Copy all lines holding the word "JSON" from the entries.

══ Task data ══

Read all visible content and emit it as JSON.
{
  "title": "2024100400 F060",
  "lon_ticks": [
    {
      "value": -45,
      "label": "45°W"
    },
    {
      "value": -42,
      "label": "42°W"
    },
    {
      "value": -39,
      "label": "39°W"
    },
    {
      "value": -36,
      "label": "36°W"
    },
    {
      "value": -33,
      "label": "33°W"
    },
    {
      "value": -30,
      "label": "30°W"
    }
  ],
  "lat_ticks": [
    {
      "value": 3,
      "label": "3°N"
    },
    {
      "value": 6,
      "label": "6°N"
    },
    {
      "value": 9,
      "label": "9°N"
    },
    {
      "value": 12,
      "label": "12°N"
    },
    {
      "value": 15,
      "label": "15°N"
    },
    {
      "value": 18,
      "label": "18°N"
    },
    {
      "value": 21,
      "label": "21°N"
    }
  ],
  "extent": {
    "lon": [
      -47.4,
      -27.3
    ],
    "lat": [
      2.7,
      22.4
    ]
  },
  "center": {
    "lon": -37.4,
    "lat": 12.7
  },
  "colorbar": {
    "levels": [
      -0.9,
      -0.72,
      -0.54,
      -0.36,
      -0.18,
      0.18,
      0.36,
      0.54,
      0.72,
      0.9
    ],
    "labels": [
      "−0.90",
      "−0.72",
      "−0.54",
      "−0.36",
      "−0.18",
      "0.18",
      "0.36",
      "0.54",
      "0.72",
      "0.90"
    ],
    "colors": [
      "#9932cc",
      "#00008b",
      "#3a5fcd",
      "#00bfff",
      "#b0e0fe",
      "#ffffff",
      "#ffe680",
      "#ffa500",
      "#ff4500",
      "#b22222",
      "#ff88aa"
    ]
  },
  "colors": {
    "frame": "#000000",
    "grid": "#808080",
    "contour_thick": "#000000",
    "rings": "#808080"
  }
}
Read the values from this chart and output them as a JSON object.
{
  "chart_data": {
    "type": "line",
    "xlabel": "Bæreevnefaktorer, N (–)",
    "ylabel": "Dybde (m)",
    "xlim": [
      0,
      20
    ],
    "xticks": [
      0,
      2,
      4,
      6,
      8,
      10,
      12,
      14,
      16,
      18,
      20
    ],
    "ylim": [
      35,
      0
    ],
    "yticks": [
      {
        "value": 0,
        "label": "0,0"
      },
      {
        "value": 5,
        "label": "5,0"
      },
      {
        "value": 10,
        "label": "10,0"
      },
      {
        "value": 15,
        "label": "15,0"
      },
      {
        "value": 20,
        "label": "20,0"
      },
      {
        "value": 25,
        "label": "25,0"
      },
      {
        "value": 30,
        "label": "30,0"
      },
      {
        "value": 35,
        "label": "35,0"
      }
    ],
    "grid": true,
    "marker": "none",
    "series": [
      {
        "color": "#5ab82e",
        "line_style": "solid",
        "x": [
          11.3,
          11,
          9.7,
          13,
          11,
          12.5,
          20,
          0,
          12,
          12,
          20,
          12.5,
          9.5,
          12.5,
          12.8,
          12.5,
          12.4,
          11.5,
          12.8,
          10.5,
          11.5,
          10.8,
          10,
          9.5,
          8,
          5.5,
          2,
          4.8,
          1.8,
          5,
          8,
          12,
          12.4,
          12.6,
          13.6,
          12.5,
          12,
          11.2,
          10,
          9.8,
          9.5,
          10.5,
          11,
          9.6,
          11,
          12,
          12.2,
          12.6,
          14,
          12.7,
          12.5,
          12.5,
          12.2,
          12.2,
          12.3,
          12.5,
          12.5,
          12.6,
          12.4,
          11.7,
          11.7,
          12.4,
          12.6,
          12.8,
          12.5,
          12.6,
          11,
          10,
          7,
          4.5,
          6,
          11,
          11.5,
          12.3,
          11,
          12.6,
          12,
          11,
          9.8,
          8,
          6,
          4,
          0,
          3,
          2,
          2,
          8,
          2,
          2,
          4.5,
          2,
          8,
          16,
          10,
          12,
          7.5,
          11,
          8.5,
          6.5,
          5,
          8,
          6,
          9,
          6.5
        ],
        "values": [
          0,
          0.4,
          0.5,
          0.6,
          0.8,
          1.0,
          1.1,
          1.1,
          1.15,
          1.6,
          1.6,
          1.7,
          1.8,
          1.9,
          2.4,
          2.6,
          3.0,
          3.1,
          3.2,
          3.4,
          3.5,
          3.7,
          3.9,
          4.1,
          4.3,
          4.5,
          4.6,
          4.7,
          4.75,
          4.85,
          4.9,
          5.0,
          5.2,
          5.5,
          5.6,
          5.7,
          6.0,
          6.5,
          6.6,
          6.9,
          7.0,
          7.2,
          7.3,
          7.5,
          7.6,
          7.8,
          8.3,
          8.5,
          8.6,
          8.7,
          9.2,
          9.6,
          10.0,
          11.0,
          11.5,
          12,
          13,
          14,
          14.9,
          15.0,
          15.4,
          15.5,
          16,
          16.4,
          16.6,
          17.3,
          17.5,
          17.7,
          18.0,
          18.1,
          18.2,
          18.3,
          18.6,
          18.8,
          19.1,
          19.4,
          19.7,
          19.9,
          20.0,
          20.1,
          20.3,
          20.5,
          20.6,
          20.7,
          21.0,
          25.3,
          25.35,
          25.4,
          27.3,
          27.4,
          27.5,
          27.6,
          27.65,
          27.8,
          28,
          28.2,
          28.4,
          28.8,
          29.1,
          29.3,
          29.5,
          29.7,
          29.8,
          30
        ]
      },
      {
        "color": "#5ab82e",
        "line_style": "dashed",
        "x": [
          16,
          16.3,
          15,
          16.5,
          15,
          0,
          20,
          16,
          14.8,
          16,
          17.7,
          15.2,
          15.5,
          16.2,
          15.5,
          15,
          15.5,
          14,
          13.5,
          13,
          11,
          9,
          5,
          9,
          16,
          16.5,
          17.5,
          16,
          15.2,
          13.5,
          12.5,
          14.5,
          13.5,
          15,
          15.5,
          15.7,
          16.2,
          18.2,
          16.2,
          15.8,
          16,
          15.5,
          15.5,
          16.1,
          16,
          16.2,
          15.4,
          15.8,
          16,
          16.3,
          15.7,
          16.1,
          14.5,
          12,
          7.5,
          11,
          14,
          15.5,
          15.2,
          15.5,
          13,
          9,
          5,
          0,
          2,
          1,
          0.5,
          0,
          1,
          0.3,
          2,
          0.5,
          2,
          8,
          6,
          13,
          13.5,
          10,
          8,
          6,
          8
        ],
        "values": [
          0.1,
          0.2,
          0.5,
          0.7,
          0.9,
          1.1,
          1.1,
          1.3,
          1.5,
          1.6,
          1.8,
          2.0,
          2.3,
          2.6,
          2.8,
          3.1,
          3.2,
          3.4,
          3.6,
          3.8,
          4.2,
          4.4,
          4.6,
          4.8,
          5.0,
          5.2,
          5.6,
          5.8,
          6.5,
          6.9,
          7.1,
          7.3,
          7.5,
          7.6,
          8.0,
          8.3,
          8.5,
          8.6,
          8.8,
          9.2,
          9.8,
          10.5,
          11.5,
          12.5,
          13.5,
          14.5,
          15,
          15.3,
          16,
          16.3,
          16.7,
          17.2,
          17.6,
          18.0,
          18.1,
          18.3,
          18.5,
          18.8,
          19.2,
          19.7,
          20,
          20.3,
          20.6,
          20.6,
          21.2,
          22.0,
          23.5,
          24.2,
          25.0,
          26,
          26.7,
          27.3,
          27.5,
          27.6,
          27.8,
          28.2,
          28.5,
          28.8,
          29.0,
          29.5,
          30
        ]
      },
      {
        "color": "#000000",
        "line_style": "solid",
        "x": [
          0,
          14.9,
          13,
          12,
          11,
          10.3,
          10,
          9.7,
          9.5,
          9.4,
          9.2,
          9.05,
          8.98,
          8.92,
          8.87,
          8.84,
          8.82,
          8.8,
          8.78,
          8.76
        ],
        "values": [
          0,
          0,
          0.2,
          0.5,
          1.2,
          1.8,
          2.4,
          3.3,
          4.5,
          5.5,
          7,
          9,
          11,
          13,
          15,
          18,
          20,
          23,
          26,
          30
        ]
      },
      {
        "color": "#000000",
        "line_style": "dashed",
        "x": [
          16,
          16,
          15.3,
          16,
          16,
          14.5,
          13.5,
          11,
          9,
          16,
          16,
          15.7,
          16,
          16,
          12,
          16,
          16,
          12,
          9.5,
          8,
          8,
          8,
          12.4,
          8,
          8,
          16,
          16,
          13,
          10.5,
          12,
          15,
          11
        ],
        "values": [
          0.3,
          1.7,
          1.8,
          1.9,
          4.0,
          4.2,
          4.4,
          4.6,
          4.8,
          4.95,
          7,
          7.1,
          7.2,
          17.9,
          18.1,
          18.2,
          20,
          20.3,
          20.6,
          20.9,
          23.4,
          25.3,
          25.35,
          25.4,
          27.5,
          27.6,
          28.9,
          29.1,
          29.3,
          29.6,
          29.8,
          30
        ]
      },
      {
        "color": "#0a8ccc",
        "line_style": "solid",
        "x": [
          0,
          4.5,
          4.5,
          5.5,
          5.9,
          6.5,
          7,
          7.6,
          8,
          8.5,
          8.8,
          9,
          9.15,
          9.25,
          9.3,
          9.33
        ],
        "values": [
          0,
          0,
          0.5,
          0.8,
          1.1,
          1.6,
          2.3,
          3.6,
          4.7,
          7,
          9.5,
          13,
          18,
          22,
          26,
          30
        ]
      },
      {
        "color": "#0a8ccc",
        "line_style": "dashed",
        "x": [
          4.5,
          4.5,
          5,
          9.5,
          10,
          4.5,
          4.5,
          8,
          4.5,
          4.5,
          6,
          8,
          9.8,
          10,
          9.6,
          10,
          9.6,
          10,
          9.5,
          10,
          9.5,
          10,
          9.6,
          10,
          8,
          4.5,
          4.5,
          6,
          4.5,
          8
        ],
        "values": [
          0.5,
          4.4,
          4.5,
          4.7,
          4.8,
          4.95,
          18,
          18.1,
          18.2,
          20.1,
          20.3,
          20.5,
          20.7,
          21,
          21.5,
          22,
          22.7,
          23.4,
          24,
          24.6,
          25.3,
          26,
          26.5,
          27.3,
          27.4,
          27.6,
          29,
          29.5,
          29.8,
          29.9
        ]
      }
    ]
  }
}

═══

§ **Response below**
Read all visible content and emit it as JSON.
Read the values from this chart and output them as a JSON object.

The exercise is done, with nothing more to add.